<<<<

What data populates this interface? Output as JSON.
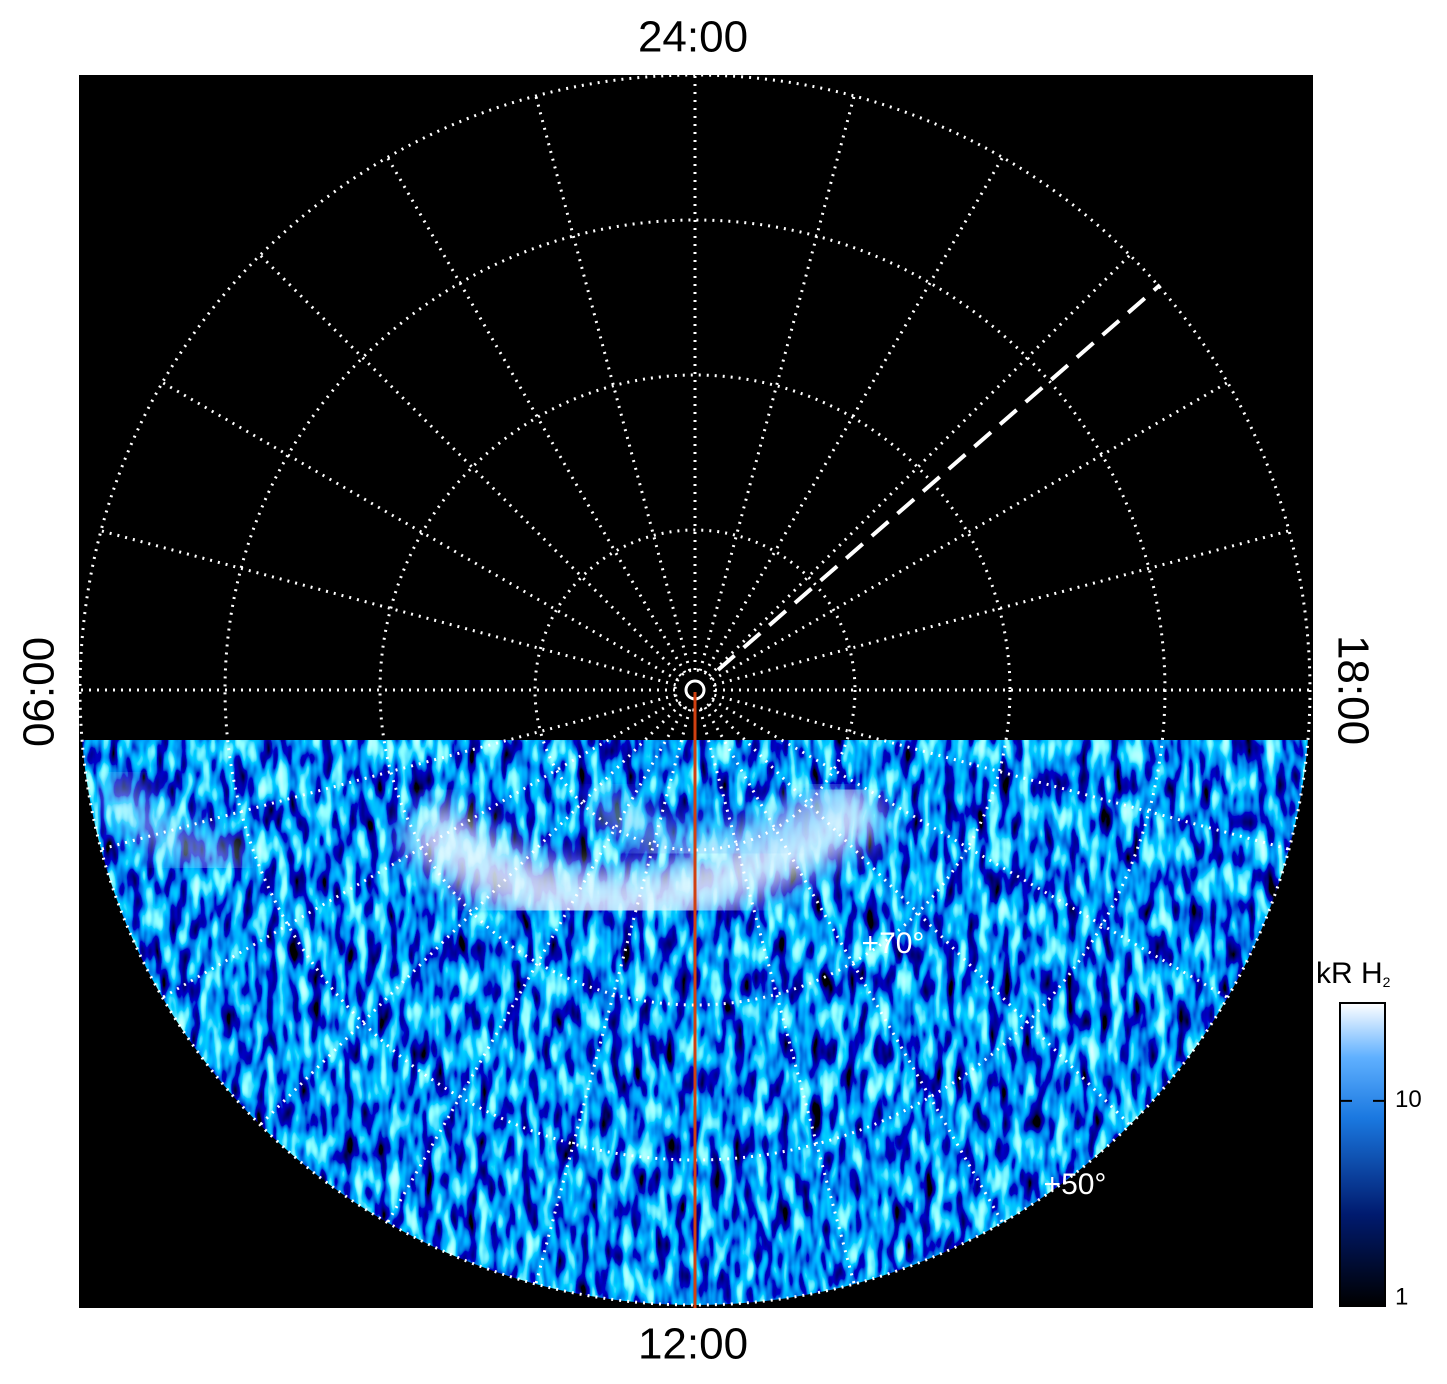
{
  "labels": {
    "top": "24:00",
    "bottom": "12:00",
    "left": "06:00",
    "right": "18:00"
  },
  "latitude_labels": [
    "+70°",
    "+50°"
  ],
  "colorbar": {
    "label": "kR H",
    "label_subscript": "2",
    "scale": "log",
    "lim": [
      1,
      30
    ],
    "ticks": [
      1,
      10
    ]
  }
}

>>>>

## SHORT EXERCISE
Skip every picture and transcribe the data above exactly.

## CORRECT RESULT
What data populates this interface? Output as JSON.
{
  "labels": {
    "top": "24:00",
    "bottom": "12:00",
    "left": "06:00",
    "right": "18:00"
  },
  "latitude_labels": [
    "+70°",
    "+50°"
  ],
  "colorbar": {
    "label": "kR H",
    "label_subscript": "2",
    "scale": "log",
    "lim": [
      1,
      30
    ],
    "ticks": [
      1,
      10
    ]
  }
}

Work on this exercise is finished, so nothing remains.